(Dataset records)

▬▬▬▬▬▬▬▬▬▬

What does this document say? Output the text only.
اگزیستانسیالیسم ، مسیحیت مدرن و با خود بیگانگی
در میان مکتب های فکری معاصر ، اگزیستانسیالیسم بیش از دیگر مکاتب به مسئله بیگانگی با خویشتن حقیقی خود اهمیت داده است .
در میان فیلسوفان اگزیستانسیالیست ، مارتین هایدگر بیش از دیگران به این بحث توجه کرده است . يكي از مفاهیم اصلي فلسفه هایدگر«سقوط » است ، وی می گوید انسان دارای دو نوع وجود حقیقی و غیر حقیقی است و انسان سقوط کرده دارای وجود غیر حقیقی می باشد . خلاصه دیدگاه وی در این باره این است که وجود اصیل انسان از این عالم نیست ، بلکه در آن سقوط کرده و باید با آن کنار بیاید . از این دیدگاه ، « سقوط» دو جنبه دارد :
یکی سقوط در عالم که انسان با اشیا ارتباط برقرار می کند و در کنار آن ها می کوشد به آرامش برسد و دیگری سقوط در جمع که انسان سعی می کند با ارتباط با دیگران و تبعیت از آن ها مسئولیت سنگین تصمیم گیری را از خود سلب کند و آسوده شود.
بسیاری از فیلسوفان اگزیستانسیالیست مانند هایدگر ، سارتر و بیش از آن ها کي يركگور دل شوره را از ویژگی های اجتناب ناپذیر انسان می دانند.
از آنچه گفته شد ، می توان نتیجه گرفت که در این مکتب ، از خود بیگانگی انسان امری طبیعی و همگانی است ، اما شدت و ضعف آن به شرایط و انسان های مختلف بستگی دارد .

▬▬▬▬▬▬▬▬▬▬

* **YOUR GOAL**:
Repeat the records above exactly as they appear.

* **RESPONSE BELOW**:
What does this document say? Output the text only.
اگزیستانسیالیسم ، مسیحیت مدرن و با خود بیگانگی
در میان مکتب های فکری معاصر ، اگزیستانسیالیسم بیش از دیگر مکاتب به مسئله بیگانگی با خویشتن حقیقی خود اهمیت داده است .
در میان فیلسوفان اگزیستانسیالیست ، مارتین هایدگر بیش از دیگران به این بحث توجه کرده است . يكي از مفاهیم اصلي فلسفه هایدگر«سقوط » است ، وی می گوید انسان دارای دو نوع وجود حقیقی و غیر حقیقی است و انسان سقوط کرده دارای وجود غیر حقیقی می باشد . خلاصه دیدگاه وی در این باره این است که وجود اصیل انسان از این عالم نیست ، بلکه در آن سقوط کرده و باید با آن کنار بیاید . از این دیدگاه ، « سقوط» دو جنبه دارد :
یکی سقوط در عالم که انسان با اشیا ارتباط برقرار می کند و در کنار آن ها می کوشد به آرامش برسد و دیگری سقوط در جمع که انسان سعی می کند با ارتباط با دیگران و تبعیت از آن ها مسئولیت سنگین تصمیم گیری را از خود سلب کند و آسوده شود.
بسیاری از فیلسوفان اگزیستانسیالیست مانند هایدگر ، سارتر و بیش از آن ها کي يركگور دل شوره را از ویژگی های اجتناب ناپذیر انسان می دانند.
از آنچه گفته شد ، می توان نتیجه گرفت که در این مکتب ، از خود بیگانگی انسان امری طبیعی و همگانی است ، اما شدت و ضعف آن به شرایط و انسان های مختلف بستگی دارد .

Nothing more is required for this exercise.